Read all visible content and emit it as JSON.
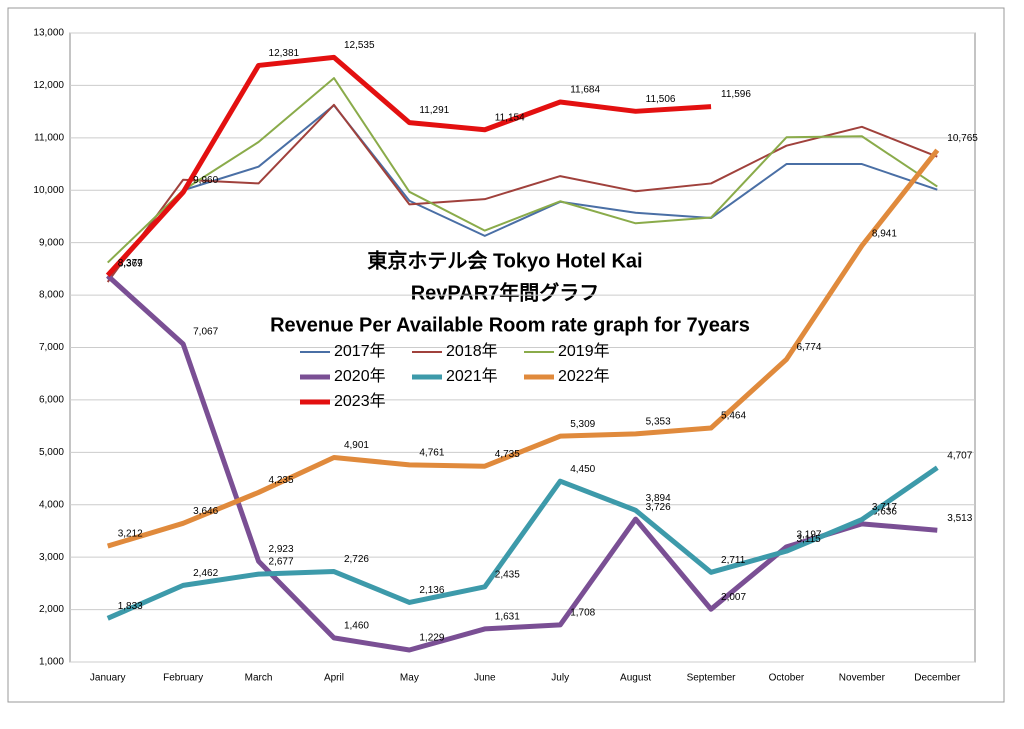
{
  "chart_data": {
    "type": "line",
    "title": [
      "東京ホテル会  Tokyo Hotel Kai",
      "RevPAR7年間グラフ",
      "Revenue Per Available Room rate graph for 7years"
    ],
    "categories": [
      "January",
      "February",
      "March",
      "April",
      "May",
      "June",
      "July",
      "August",
      "September",
      "October",
      "November",
      "December"
    ],
    "ylim": [
      1000,
      13000
    ],
    "yticks": [
      {
        "value": 1000,
        "label": "1,000"
      },
      {
        "value": 2000,
        "label": "2,000"
      },
      {
        "value": 3000,
        "label": "3,000"
      },
      {
        "value": 4000,
        "label": "4,000"
      },
      {
        "value": 5000,
        "label": "5,000"
      },
      {
        "value": 6000,
        "label": "6,000"
      },
      {
        "value": 7000,
        "label": "7,000"
      },
      {
        "value": 8000,
        "label": "8,000"
      },
      {
        "value": 9000,
        "label": "9,000"
      },
      {
        "value": 10000,
        "label": "10,000"
      },
      {
        "value": 11000,
        "label": "11,000"
      },
      {
        "value": 12000,
        "label": "12,000"
      },
      {
        "value": 13000,
        "label": "13,000"
      }
    ],
    "grid": true,
    "series": [
      {
        "name": "2017年",
        "color": "#4a6fa5",
        "values": [
          8300,
          10000,
          10450,
          11620,
          9800,
          9130,
          9780,
          9570,
          9470,
          10500,
          10500,
          10010
        ]
      },
      {
        "name": "2018年",
        "color": "#a0413c",
        "values": [
          8250,
          10200,
          10130,
          11630,
          9730,
          9830,
          10270,
          9980,
          10130,
          10850,
          11210,
          10640
        ]
      },
      {
        "name": "2019年",
        "color": "#8aab4a",
        "values": [
          8620,
          10000,
          10920,
          12140,
          9970,
          9230,
          9790,
          9370,
          9480,
          11010,
          11030,
          10070
        ]
      },
      {
        "name": "2020年",
        "color": "#7a4f94",
        "values": [
          8369,
          7067,
          2923,
          1460,
          1229,
          1631,
          1708,
          3726,
          2007,
          3197,
          3636,
          3513
        ],
        "value_labels": [
          "8,369",
          "7,067",
          "2,923",
          "1,460",
          "1,229",
          "1,631",
          "1,708",
          "3,726",
          "2,007",
          "3,197",
          "3,636",
          "3,513"
        ]
      },
      {
        "name": "2021年",
        "color": "#3d9aaa",
        "values": [
          1833,
          2462,
          2677,
          2726,
          2136,
          2435,
          4450,
          3894,
          2711,
          3115,
          3717,
          4707
        ],
        "value_labels": [
          "1,833",
          "2,462",
          "2,677",
          "2,726",
          "2,136",
          "2,435",
          "4,450",
          "3,894",
          "2,711",
          "3,115",
          "3,717",
          "4,707"
        ]
      },
      {
        "name": "2022年",
        "color": "#e08a3c",
        "values": [
          3212,
          3646,
          4235,
          4901,
          4761,
          4735,
          5309,
          5353,
          5464,
          6774,
          8941,
          10765
        ],
        "value_labels": [
          "3,212",
          "3,646",
          "4,235",
          "4,901",
          "4,761",
          "4,735",
          "5,309",
          "5,353",
          "5,464",
          "6,774",
          "8,941",
          "10,765"
        ]
      },
      {
        "name": "2023年",
        "color": "#e31010",
        "values": [
          8377,
          9960,
          12381,
          12535,
          11291,
          11154,
          11684,
          11506,
          11596,
          null,
          null,
          null
        ],
        "value_labels": [
          "8,377",
          "9,960",
          "12,381",
          "12,535",
          "11,291",
          "11,154",
          "11,684",
          "11,506",
          "11,596",
          null,
          null,
          null
        ]
      }
    ]
  }
}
● ● ● ● ●
EXERCISE DIRECTIONS –
All records should be output exactly, with the pictures left out.

EXERCISE RESULT –
Read all visible content and emit it as JSON.
{
  "chart_data": {
    "type": "line",
    "title": [
      "東京ホテル会  Tokyo Hotel Kai",
      "RevPAR7年間グラフ",
      "Revenue Per Available Room rate graph for 7years"
    ],
    "categories": [
      "January",
      "February",
      "March",
      "April",
      "May",
      "June",
      "July",
      "August",
      "September",
      "October",
      "November",
      "December"
    ],
    "ylim": [
      1000,
      13000
    ],
    "yticks": [
      {
        "value": 1000,
        "label": "1,000"
      },
      {
        "value": 2000,
        "label": "2,000"
      },
      {
        "value": 3000,
        "label": "3,000"
      },
      {
        "value": 4000,
        "label": "4,000"
      },
      {
        "value": 5000,
        "label": "5,000"
      },
      {
        "value": 6000,
        "label": "6,000"
      },
      {
        "value": 7000,
        "label": "7,000"
      },
      {
        "value": 8000,
        "label": "8,000"
      },
      {
        "value": 9000,
        "label": "9,000"
      },
      {
        "value": 10000,
        "label": "10,000"
      },
      {
        "value": 11000,
        "label": "11,000"
      },
      {
        "value": 12000,
        "label": "12,000"
      },
      {
        "value": 13000,
        "label": "13,000"
      }
    ],
    "grid": true,
    "series": [
      {
        "name": "2017年",
        "color": "#4a6fa5",
        "values": [
          8300,
          10000,
          10450,
          11620,
          9800,
          9130,
          9780,
          9570,
          9470,
          10500,
          10500,
          10010
        ]
      },
      {
        "name": "2018年",
        "color": "#a0413c",
        "values": [
          8250,
          10200,
          10130,
          11630,
          9730,
          9830,
          10270,
          9980,
          10130,
          10850,
          11210,
          10640
        ]
      },
      {
        "name": "2019年",
        "color": "#8aab4a",
        "values": [
          8620,
          10000,
          10920,
          12140,
          9970,
          9230,
          9790,
          9370,
          9480,
          11010,
          11030,
          10070
        ]
      },
      {
        "name": "2020年",
        "color": "#7a4f94",
        "values": [
          8369,
          7067,
          2923,
          1460,
          1229,
          1631,
          1708,
          3726,
          2007,
          3197,
          3636,
          3513
        ],
        "value_labels": [
          "8,369",
          "7,067",
          "2,923",
          "1,460",
          "1,229",
          "1,631",
          "1,708",
          "3,726",
          "2,007",
          "3,197",
          "3,636",
          "3,513"
        ]
      },
      {
        "name": "2021年",
        "color": "#3d9aaa",
        "values": [
          1833,
          2462,
          2677,
          2726,
          2136,
          2435,
          4450,
          3894,
          2711,
          3115,
          3717,
          4707
        ],
        "value_labels": [
          "1,833",
          "2,462",
          "2,677",
          "2,726",
          "2,136",
          "2,435",
          "4,450",
          "3,894",
          "2,711",
          "3,115",
          "3,717",
          "4,707"
        ]
      },
      {
        "name": "2022年",
        "color": "#e08a3c",
        "values": [
          3212,
          3646,
          4235,
          4901,
          4761,
          4735,
          5309,
          5353,
          5464,
          6774,
          8941,
          10765
        ],
        "value_labels": [
          "3,212",
          "3,646",
          "4,235",
          "4,901",
          "4,761",
          "4,735",
          "5,309",
          "5,353",
          "5,464",
          "6,774",
          "8,941",
          "10,765"
        ]
      },
      {
        "name": "2023年",
        "color": "#e31010",
        "values": [
          8377,
          9960,
          12381,
          12535,
          11291,
          11154,
          11684,
          11506,
          11596,
          null,
          null,
          null
        ],
        "value_labels": [
          "8,377",
          "9,960",
          "12,381",
          "12,535",
          "11,291",
          "11,154",
          "11,684",
          "11,506",
          "11,596",
          null,
          null,
          null
        ]
      }
    ]
  }
}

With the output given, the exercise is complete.